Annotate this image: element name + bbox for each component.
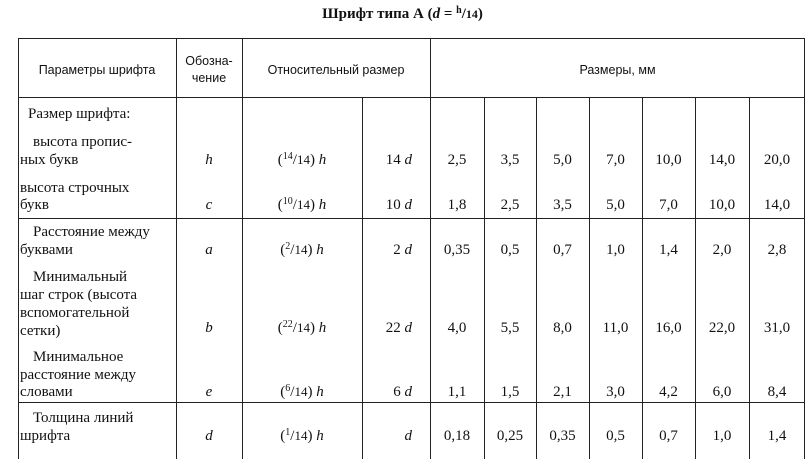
size-value: 2,0 <box>712 242 732 258</box>
size-value: 10,0 <box>655 152 682 168</box>
size-value: 2,5 <box>447 152 467 168</box>
size-value: 1,4 <box>659 242 678 258</box>
multiplier <box>362 319 412 337</box>
size-value: 10,0 <box>708 197 736 213</box>
relative-fraction: ($^{14}$/14) h <box>277 151 327 168</box>
multiplier-variable: d <box>404 384 412 400</box>
fraction-numerator: 1 <box>285 427 291 438</box>
size-value: 4,0 <box>447 320 467 336</box>
row-label: Расстояние между <box>33 224 150 240</box>
size-value: 1,8 <box>447 197 467 213</box>
size-value: 1,0 <box>606 242 625 258</box>
size-value: 0,7 <box>553 242 572 258</box>
size-value: 3,5 <box>553 197 572 213</box>
fraction-denominator: 14 <box>296 320 310 335</box>
relative-variable: h <box>318 320 327 336</box>
relative-fraction: ($^{22}$/14) h <box>277 319 327 336</box>
relative-fraction: ($^{10}$/14) h <box>277 196 327 213</box>
size-value: 0,18 <box>443 428 471 444</box>
header-designation: Обозна- чение <box>185 54 233 85</box>
row-label: расстояние между <box>20 367 137 383</box>
row-label: Минимальный <box>33 269 128 285</box>
row-divider-1 <box>18 218 805 219</box>
size-value: 14,0 <box>708 152 736 168</box>
designation-symbol: a <box>205 242 213 258</box>
size-value: 0,7 <box>659 428 678 444</box>
row-label: букв <box>20 197 49 213</box>
row-label: высота пропис- <box>33 134 133 150</box>
size-value: 2,5 <box>500 197 520 213</box>
table-title: Шрифт типа А (d = $^h$/14) <box>322 5 483 22</box>
multiplier <box>362 196 412 214</box>
multiplier-value: 14 <box>385 152 401 168</box>
designation-symbol: c <box>205 197 213 213</box>
header-relative: Относительный размер <box>267 63 405 77</box>
header-sizes: Размеры, мм <box>579 63 656 77</box>
row-label: вспомогательной <box>20 305 130 321</box>
size-value: 14,0 <box>763 197 791 213</box>
row-label: шрифта <box>20 428 71 444</box>
multiplier-value: 22 <box>385 320 401 336</box>
row-label: Толщина линий <box>33 410 134 426</box>
multiplier-variable: d <box>404 197 412 213</box>
relative-variable: h <box>316 428 324 444</box>
designation-symbol: b <box>205 320 213 336</box>
left-border <box>18 38 19 459</box>
fraction-denominator: 14 <box>294 428 308 443</box>
fraction-numerator: 2 <box>285 241 291 252</box>
size-value: 16,0 <box>655 320 682 336</box>
row-divider-2 <box>18 402 805 403</box>
multiplier-value: 10 <box>385 197 401 213</box>
multiplier-value: 2 <box>393 242 401 258</box>
size-value: 5,0 <box>553 152 572 168</box>
row-label: шаг строк (высота <box>20 287 138 303</box>
size-value: 2,8 <box>767 242 787 258</box>
size-value: 1,0 <box>712 428 732 444</box>
top-border <box>18 38 805 39</box>
size-value: 0,25 <box>496 428 524 444</box>
relative-fraction: ($^6$/14) h <box>280 383 324 400</box>
size-value: 0,35 <box>549 428 576 444</box>
header-params: Параметры шрифта <box>38 63 156 77</box>
size-value: 1,5 <box>500 384 520 400</box>
designation-symbol: d <box>205 428 213 444</box>
row-label: сетки) <box>20 323 61 339</box>
multiplier <box>362 241 412 259</box>
size-value: 11,0 <box>602 320 629 336</box>
size-value: 31,0 <box>763 320 791 336</box>
designation-symbol: h <box>205 152 213 168</box>
row-label: высота строчных <box>20 180 130 196</box>
size-value: 4,2 <box>659 384 678 400</box>
fraction-numerator: 22 <box>282 319 293 330</box>
size-value: 5,0 <box>606 197 625 213</box>
header-bottom-border <box>18 97 805 98</box>
multiplier <box>362 383 412 401</box>
size-value: 22,0 <box>708 320 736 336</box>
multiplier-variable: d <box>404 428 412 444</box>
size-value: 6,0 <box>712 384 732 400</box>
designation-symbol: e <box>205 384 213 400</box>
multiplier-value: 6 <box>393 384 401 400</box>
multiplier-variable: d <box>404 242 412 258</box>
fraction-numerator: 10 <box>282 196 293 207</box>
multiplier-variable: d <box>404 152 412 168</box>
relative-fraction: ($^2$/14) h <box>280 241 324 258</box>
multiplier <box>362 427 412 445</box>
fraction-denominator: 14 <box>296 197 310 212</box>
size-value: 20,0 <box>763 152 791 168</box>
size-value: 7,0 <box>659 197 678 213</box>
size-value: 3,5 <box>500 152 520 168</box>
fraction-denominator: 14 <box>296 152 310 167</box>
size-value: 2,1 <box>553 384 572 400</box>
size-value: 8,4 <box>767 384 787 400</box>
row-label: Минимальное <box>33 349 124 365</box>
size-value: 7,0 <box>606 152 625 168</box>
fraction-numerator: 14 <box>282 151 293 162</box>
fraction-denominator: 14 <box>294 242 308 257</box>
row-label: словами <box>20 384 73 400</box>
size-value: 1,1 <box>447 384 467 400</box>
size-value: 0,35 <box>443 242 471 258</box>
size-value: 8,0 <box>553 320 572 336</box>
multiplier <box>362 151 412 169</box>
fraction-numerator: 6 <box>285 383 291 394</box>
size-value: 5,5 <box>500 320 520 336</box>
relative-variable: h <box>318 152 327 168</box>
multiplier-variable: d <box>404 320 412 336</box>
fraction-denominator: 14 <box>294 384 308 399</box>
relative-variable: h <box>316 384 324 400</box>
size-value: 1,4 <box>767 428 787 444</box>
size-value: 0,5 <box>606 428 625 444</box>
row-label: буквами <box>20 242 73 258</box>
size-value: 3,0 <box>606 384 625 400</box>
row-label: ных букв <box>20 152 79 168</box>
relative-fraction: ($^1$/14) h <box>280 427 324 444</box>
size-value: 0,5 <box>500 242 520 258</box>
section-font-size: Размер шрифта: <box>28 106 131 122</box>
relative-variable: h <box>318 197 327 213</box>
relative-variable: h <box>316 242 324 258</box>
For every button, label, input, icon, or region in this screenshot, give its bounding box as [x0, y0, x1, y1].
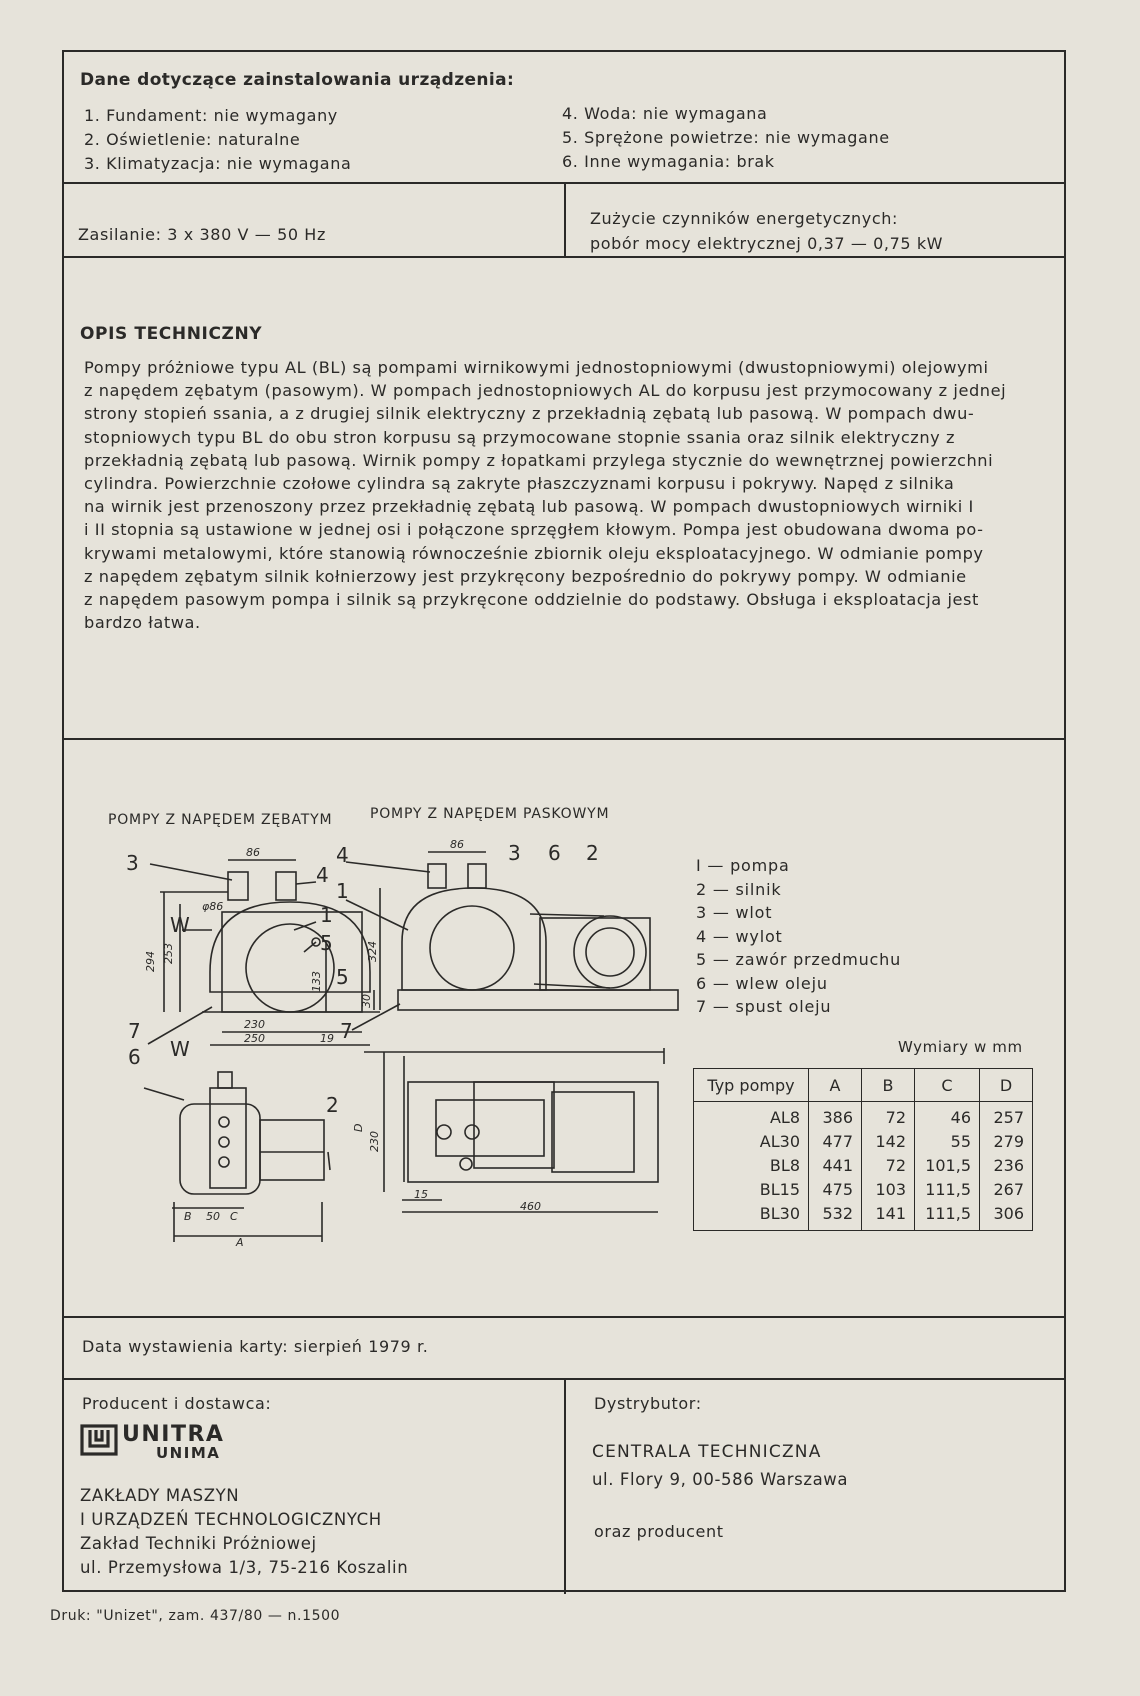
table-cell: 72	[862, 1154, 915, 1178]
table-row	[694, 1154, 1033, 1178]
table-row	[694, 1202, 1033, 1231]
legend-item: 2 — silnik	[696, 879, 782, 899]
table-cell: 267	[980, 1178, 1033, 1202]
install-item: 3. Klimatyzacja: nie wymagana	[84, 154, 352, 173]
table-cell: 441	[809, 1154, 862, 1178]
dim-label: 30	[360, 994, 373, 1008]
description-line: krywami metalowymi, które stanowią równocześnie zbiornik oleju eksploatacyjnego. W odmianie pompy	[84, 543, 984, 563]
install-heading: Dane dotyczące zainstalowania urządzenia:	[80, 70, 515, 90]
description-line: i II stopnia są ustawione w jednej osi i połączone sprzęgłem kłowym. Pompa jest obudowana dwoma po-	[84, 520, 984, 540]
install-item: 2. Oświetlenie: naturalne	[84, 130, 301, 149]
callout-6: 6	[548, 841, 561, 865]
producer-line: ul. Przemysłowa 1/3, 75-216 Koszalin	[80, 1558, 409, 1577]
column-header: C	[915, 1069, 980, 1102]
callout-w: W	[170, 913, 190, 937]
install-item: 6. Inne wymagania: brak	[562, 152, 775, 171]
description-line: Pompy próżniowe typu AL (BL) są pompami wirnikowymi jednostopniowymi (dwustopniowymi) olejowymi	[84, 358, 989, 377]
table-cell: BL8	[694, 1154, 809, 1178]
producer-line: ZAKŁADY MASZYN	[80, 1486, 240, 1505]
consumption-value: pobór mocy elektrycznej 0,37 — 0,75 kW	[590, 234, 944, 253]
callout-4: 4	[336, 843, 349, 867]
table-cell: 101,5	[915, 1154, 980, 1178]
table-cell: 46	[915, 1102, 980, 1131]
belt-pump-front-view	[346, 852, 678, 1030]
dim-label: B	[184, 1210, 192, 1223]
table-cell: 306	[980, 1202, 1033, 1231]
dim-label: 133	[310, 971, 323, 992]
dim-label: 86	[450, 838, 464, 851]
table-cell: 111,5	[915, 1202, 980, 1231]
table-cell: AL8	[694, 1102, 809, 1131]
dim-label: C	[230, 1210, 238, 1223]
part-legend	[696, 854, 901, 1019]
description-line: z napędem zębatym (pasowym). W pompach jednostopniowych AL do korpusu jest przymocowany z jednej	[84, 381, 1007, 401]
callout-w: W	[170, 1037, 190, 1061]
column-header: D	[980, 1069, 1033, 1102]
callout-5: 5	[336, 965, 349, 989]
description-line: stopniowych typu BL do obu stron korpusu są przymocowane stopnie ssania oraz silnik elektryczny z	[84, 427, 956, 447]
unitra-logo-icon	[80, 1424, 118, 1456]
table-row	[694, 1130, 1033, 1154]
consumption-label: Zużycie czynników energetycznych:	[590, 209, 898, 228]
description-line: przekładnią zębatą lub pasową. Wirnik pompy z łopatkami przylega stycznie do wewnętrznej powierzchni	[84, 450, 994, 470]
distributor-name: CENTRALA TECHNICZNA	[592, 1442, 822, 1462]
table-cell: 477	[809, 1130, 862, 1154]
producer-line: Zakład Techniki Próżniowej	[80, 1534, 317, 1553]
callout-3: 3	[508, 841, 521, 865]
dim-label: 324	[366, 941, 379, 962]
callout-1: 1	[320, 903, 333, 927]
legend-item: 7 — spust oleju	[696, 997, 832, 1016]
distributor-address: ul. Flory 9, 00-586 Warszawa	[592, 1470, 849, 1489]
table-header-row	[694, 1069, 1033, 1102]
dim-label: 15	[414, 1188, 428, 1201]
table-cell: 532	[809, 1202, 862, 1231]
callout-1: 1	[336, 879, 349, 903]
table-cell: 141	[862, 1202, 915, 1231]
description-line: na wirnik jest przenoszony przez przekładnię zębatą lub pasową. W pompach dwustopniowych wirniki I	[84, 497, 974, 517]
callout-6: 6	[128, 1045, 141, 1069]
producer-label: Producent i dostawca:	[82, 1394, 272, 1413]
table-cell: 72	[862, 1102, 915, 1131]
table-cell: 257	[980, 1102, 1033, 1131]
table-cell: 111,5	[915, 1178, 980, 1202]
description-line: z napędem zębatym silnik kołnierzowy jest przykręcony bezpośrednio do pokrywy pompy. W odmianie	[84, 566, 967, 586]
dim-label: 19	[320, 1032, 334, 1045]
print-note: Druk: "Unizet", zam. 437/80 — n.1500	[50, 1608, 341, 1624]
table-cell: 236	[980, 1154, 1033, 1178]
dim-label: 460	[520, 1200, 541, 1213]
table-cell: AL30	[694, 1130, 809, 1154]
belt-drawing-title: POMPY Z NAPĘDEM PASKOWYM	[370, 806, 610, 822]
callout-7: 7	[340, 1019, 353, 1043]
legend-item: 6 — wlew oleju	[696, 973, 828, 993]
logo-main-text: UNITRA	[122, 1422, 225, 1447]
dim-label: φ86	[202, 900, 224, 913]
callout-3: 3	[126, 851, 139, 875]
dimensions-table	[693, 1068, 1033, 1231]
units-note: Wymiary w mm	[898, 1038, 1023, 1056]
dim-label: 294	[144, 951, 157, 972]
install-item: 1. Fundament: nie wymagany	[84, 106, 338, 125]
table-row	[694, 1102, 1033, 1131]
issue-date: Data wystawienia karty: sierpień 1979 r.	[82, 1337, 429, 1356]
dim-label: 250	[244, 1032, 265, 1045]
distributor-label: Dystrybutor:	[594, 1394, 702, 1413]
callout-4: 4	[316, 863, 329, 887]
table-row	[694, 1178, 1033, 1202]
legend-item: 5 — zawór przedmuchu	[696, 950, 902, 969]
column-header: Typ pompy	[694, 1069, 809, 1102]
callout-2: 2	[586, 841, 599, 865]
callout-5: 5	[320, 931, 333, 955]
dim-label: 50	[206, 1210, 220, 1223]
belt-pump-plan-view	[364, 1048, 664, 1212]
legend-item: I — pompa	[696, 856, 790, 875]
install-item: 5. Sprężone powietrze: nie wymagane	[562, 128, 890, 147]
description-line: strony stopień ssania, a z drugiej silnik elektryczny z przekładnią zębatą lub pasową. W pompach dwu-	[84, 404, 975, 424]
dim-label: 86	[246, 846, 260, 859]
column-header: A	[809, 1069, 862, 1102]
technical-heading: OPIS TECHNICZNY	[80, 324, 263, 344]
table-cell: 103	[862, 1178, 915, 1202]
power-supply: Zasilanie: 3 x 380 V — 50 Hz	[78, 225, 326, 244]
column-header: B	[862, 1069, 915, 1102]
table-cell: 279	[980, 1130, 1033, 1154]
description-line: bardzo łatwa.	[84, 613, 201, 633]
legend-item: 3 — wlot	[696, 903, 773, 922]
producer-line: I URZĄDZEŃ TECHNOLOGICZNYCH	[80, 1510, 382, 1529]
callout-7: 7	[128, 1019, 141, 1043]
distributor-extra: oraz producent	[594, 1522, 724, 1541]
dim-label: 230	[244, 1018, 265, 1031]
table-cell: 55	[915, 1130, 980, 1154]
divider	[564, 1378, 566, 1594]
dim-label: D	[352, 1123, 365, 1132]
legend-item: 4 — wylot	[696, 926, 783, 946]
description-line: cylindra. Powierzchnie czołowe cylindra są zakryte płaszczyznami korpusu i pokrywy. Napęd z silnika	[84, 474, 955, 494]
divider	[64, 1316, 1064, 1318]
install-item: 4. Woda: nie wymagana	[562, 104, 768, 123]
table-cell: 142	[862, 1130, 915, 1154]
gear-drawing-title: POMPY Z NAPĘDEM ZĘBATYM	[108, 812, 333, 828]
table-cell: BL30	[694, 1202, 809, 1231]
table-cell: 386	[809, 1102, 862, 1131]
logo-sub-text: UNIMA	[156, 1444, 221, 1462]
specification-sheet	[62, 50, 1066, 1592]
description-line: z napędem pasowym pompa i silnik są przykręcone oddzielnie do podstawy. Obsługa i eksploatacja jest	[84, 590, 979, 610]
table-cell: 475	[809, 1178, 862, 1202]
dim-label: A	[236, 1236, 244, 1249]
table-cell: BL15	[694, 1178, 809, 1202]
dim-label: 253	[162, 943, 175, 964]
dim-label: 230	[368, 1131, 381, 1152]
callout-2: 2	[326, 1093, 339, 1117]
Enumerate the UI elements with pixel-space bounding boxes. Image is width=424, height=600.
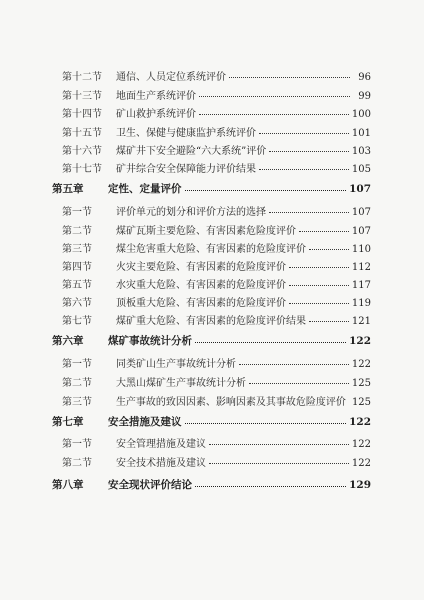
toc-chapter xyxy=(52,333,371,346)
toc-entry-number: 第四节 xyxy=(62,262,92,273)
toc-entry-page: 105 xyxy=(351,164,371,175)
toc-entry-page: 122 xyxy=(351,439,371,450)
toc-entry-number: 第十三节 xyxy=(62,91,102,102)
toc-entry-title: 通信、人员定位系统评价 xyxy=(116,72,226,83)
dot-leader xyxy=(289,285,349,286)
toc-entry xyxy=(52,454,371,467)
toc-entry-page: 121 xyxy=(351,316,371,327)
toc-entry-page: 103 xyxy=(351,146,371,157)
toc-entry-number: 第一节 xyxy=(62,359,92,370)
toc-entry-title: 安全管理措施及建议 xyxy=(116,439,206,450)
toc-entry-title: 煤矿井下安全避险“六大系统”评价 xyxy=(116,146,267,157)
toc-entry-page: 110 xyxy=(351,244,371,255)
toc-entry-title: 大黑山煤矿生产事故统计分析 xyxy=(116,378,246,389)
toc-chapter-number: 第八章 xyxy=(52,479,84,491)
toc-chapter-page: 107 xyxy=(349,183,371,195)
dot-leader xyxy=(199,96,350,97)
dot-leader xyxy=(289,267,349,268)
toc-entry-number: 第二节 xyxy=(62,378,92,389)
toc-entry-title: 矿山救护系统评价 xyxy=(116,109,196,120)
toc-entry xyxy=(52,374,371,387)
toc-entry-title: 安全技术措施及建议 xyxy=(116,458,206,469)
toc-entry-number: 第一节 xyxy=(62,439,92,450)
toc-entry-page: 107 xyxy=(351,207,371,218)
toc-entry-page: 125 xyxy=(351,378,371,389)
toc-entry xyxy=(52,142,371,155)
toc-entry-title: 矿井综合安全保障能力评价结果 xyxy=(116,164,256,175)
toc-entry xyxy=(52,160,371,173)
toc-entry xyxy=(52,222,371,235)
dot-leader xyxy=(289,303,349,304)
dot-leader xyxy=(249,383,349,384)
toc-entry xyxy=(52,68,371,81)
toc-entry-page: 125 xyxy=(351,397,372,408)
toc-chapter-number: 第五章 xyxy=(52,183,84,195)
toc-entry-number: 第三节 xyxy=(62,397,92,408)
toc-entry xyxy=(52,87,371,100)
toc-chapter-number: 第六章 xyxy=(52,335,84,347)
dot-leader xyxy=(269,151,349,152)
dot-leader xyxy=(209,444,349,445)
toc-entry-page: 107 xyxy=(351,226,371,237)
toc-entry-number: 第二节 xyxy=(62,458,92,469)
toc-entry-number: 第六节 xyxy=(62,298,92,309)
toc-entry-number: 第三节 xyxy=(62,244,92,255)
toc-chapter-title: 定性、定量评价 xyxy=(108,183,182,195)
toc-entry-title: 地面生产系统评价 xyxy=(116,91,196,102)
toc-entry xyxy=(52,355,371,368)
dot-leader xyxy=(269,212,349,213)
toc-chapter-page: 122 xyxy=(349,335,371,347)
dot-leader xyxy=(299,231,349,232)
toc-entry-title: 卫生、保健与健康监护系统评价 xyxy=(116,128,256,139)
toc-chapter xyxy=(52,414,371,427)
toc-entry xyxy=(52,240,371,253)
toc-chapter-title: 煤矿事故统计分析 xyxy=(108,335,192,347)
toc-entry-page: 101 xyxy=(351,128,371,139)
dot-leader xyxy=(239,364,349,365)
toc-entry-page: 99 xyxy=(358,91,371,102)
dot-leader xyxy=(259,133,349,134)
toc-entry-number: 第十六节 xyxy=(62,146,102,157)
toc-entry-page: 119 xyxy=(351,298,371,309)
toc-entry-number: 第十四节 xyxy=(62,109,102,120)
toc-entry xyxy=(52,435,371,448)
toc-entry-title: 火灾主要危险、有害因素的危险度评价 xyxy=(116,262,286,273)
toc-chapter-page: 129 xyxy=(349,479,371,491)
toc-chapter-page: 122 xyxy=(349,416,371,428)
toc-entry-page: 122 xyxy=(351,359,371,370)
toc-entry xyxy=(52,105,371,118)
toc-entry-title: 顶板重大危险、有害因素的危险度评价 xyxy=(116,298,286,309)
toc-chapter xyxy=(52,181,371,194)
toc-entry-title: 煤尘危害重大危险、有害因素的危险度评价 xyxy=(116,244,306,255)
toc-entry xyxy=(52,203,371,216)
toc-entry-title: 水灾重大危险、有害因素的危险度评价 xyxy=(116,280,286,291)
toc-entry xyxy=(52,312,371,325)
dot-leader xyxy=(259,169,349,170)
toc-entry xyxy=(52,276,371,289)
toc-entry-title: 生产事故的致因因素、影响因素及其事故危险度评价 xyxy=(115,397,346,408)
toc-chapter-number: 第七章 xyxy=(52,416,84,428)
dot-leader xyxy=(195,342,346,343)
dot-leader xyxy=(209,463,349,464)
toc-entry xyxy=(52,294,371,307)
dot-leader xyxy=(309,321,349,322)
toc-chapter xyxy=(52,477,371,490)
toc-entry-number: 第七节 xyxy=(62,316,92,327)
toc-entry-number: 第十七节 xyxy=(62,164,102,175)
toc-entry-number: 第十五节 xyxy=(62,128,102,139)
toc-entry-page: 122 xyxy=(351,458,371,469)
toc-entry-title: 评价单元的划分和评价方法的选择 xyxy=(116,207,266,218)
toc-entry xyxy=(52,393,371,406)
toc-entry-title: 煤矿瓦斯主要危险、有害因素危险度评价 xyxy=(116,226,296,237)
toc-entry-number: 第一节 xyxy=(62,207,92,218)
toc-chapter-title: 安全措施及建议 xyxy=(108,416,182,428)
toc-entry-page: 96 xyxy=(358,72,371,83)
dot-leader xyxy=(185,190,347,191)
toc-entry-title: 煤矿重大危险、有害因素的危险度评价结果 xyxy=(116,316,306,327)
dot-leader xyxy=(185,423,347,424)
dot-leader xyxy=(309,249,349,250)
toc-entry-page: 117 xyxy=(351,280,371,291)
toc-entry-number: 第五节 xyxy=(62,280,92,291)
toc-entry-number: 第二节 xyxy=(62,226,92,237)
toc-entry-number: 第十二节 xyxy=(62,72,102,83)
toc-entry xyxy=(52,258,371,271)
toc-entry xyxy=(52,124,371,137)
toc-entry-page: 100 xyxy=(351,109,371,120)
toc-entry-page: 112 xyxy=(351,262,371,273)
dot-leader xyxy=(199,114,349,115)
dot-leader xyxy=(229,77,350,78)
toc-chapter-title: 安全现状评价结论 xyxy=(108,479,192,491)
dot-leader xyxy=(195,486,346,487)
toc-entry-title: 同类矿山生产事故统计分析 xyxy=(116,359,236,370)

+++++

Brief:
Quote every row above from the one containing "size-value: 2,0 <box>712 242 732 258</box>" down to the one containing "multiplier <box>362 319 412 337</box>", both included, character for character.

Answer to the problem:
size-value: 2,0 <box>712 242 732 258</box>
size-value: 10,0 <box>655 152 682 168</box>
size-value: 2,5 <box>447 152 467 168</box>
size-value: 1,4 <box>659 242 678 258</box>
multiplier <box>362 319 412 337</box>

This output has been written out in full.